Requirements — Write out every line of the material as it stands, apart from the pictures.

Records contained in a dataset
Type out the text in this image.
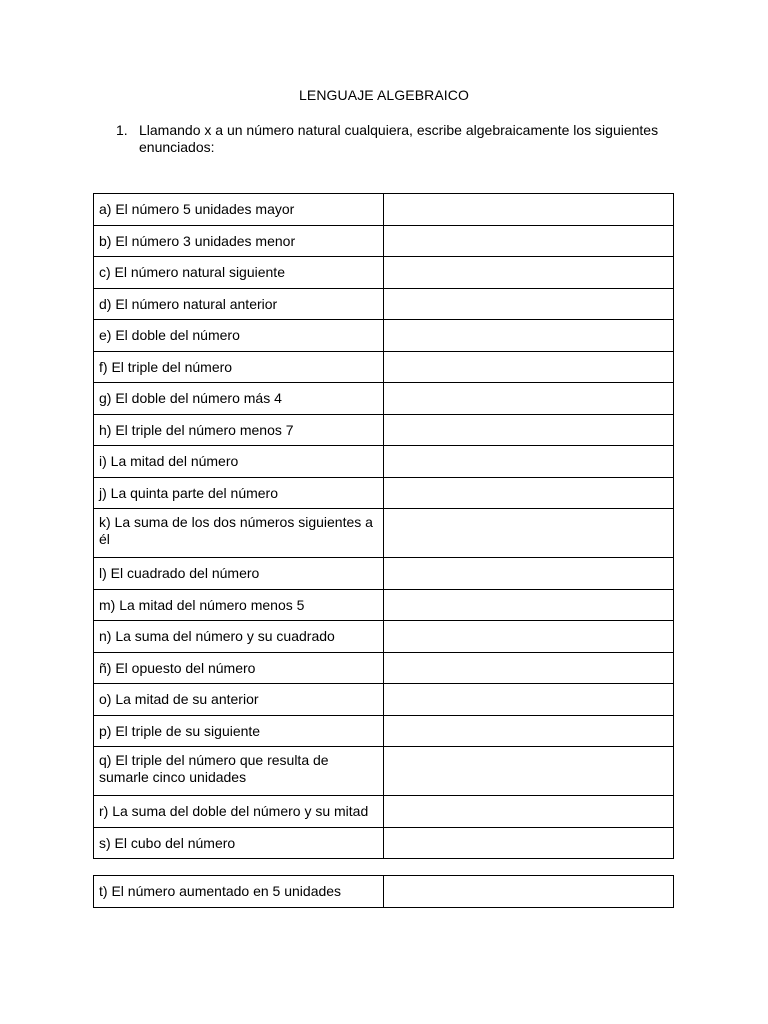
LENGUAJE ALGEBRAICO
1. Llamando x a un número natural cualquiera, escribe algebraicamente los siguientes enunciados:
a) El número 5 unidades mayor	
b) El número 3 unidades menor	
c) El número natural siguiente	
d) El número natural anterior	
e) El doble del número	
f) El triple del número	
g) El doble del número más 4	
h) El triple del número menos 7	
i) La mitad del número	
j) La quinta parte del número	
k) La suma de los dos números siguientes a él	
l) El cuadrado del número	
m) La mitad del número menos 5	
n) La suma del número y su cuadrado	
ñ) El opuesto del número	
o) La mitad de su anterior	
p) El triple de su siguiente	
q) El triple del número que resulta de sumarle cinco unidades	
r) La suma del doble del número y su mitad	
s) El cubo del número	
t) El número aumentado en 5 unidades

Exercise result —
Type out the text in this image.
LENGUAJE ALGEBRAICO
1. Llamando x a un número natural cualquiera, escribe algebraicamente los siguientes enunciados:
a) El número 5 unidades mayor	
b) El número 3 unidades menor	
c) El número natural siguiente	
d) El número natural anterior	
e) El doble del número	
f) El triple del número	
g) El doble del número más 4	
h) El triple del número menos 7	
i) La mitad del número	
j) La quinta parte del número	
k) La suma de los dos números siguientes a él	
l) El cuadrado del número	
m) La mitad del número menos 5	
n) La suma del número y su cuadrado	
ñ) El opuesto del número	
o) La mitad de su anterior	
p) El triple de su siguiente	
q) El triple del número que resulta de sumarle cinco unidades	
r) La suma del doble del número y su mitad	
s) El cubo del número	
t) El número aumentado en 5 unidades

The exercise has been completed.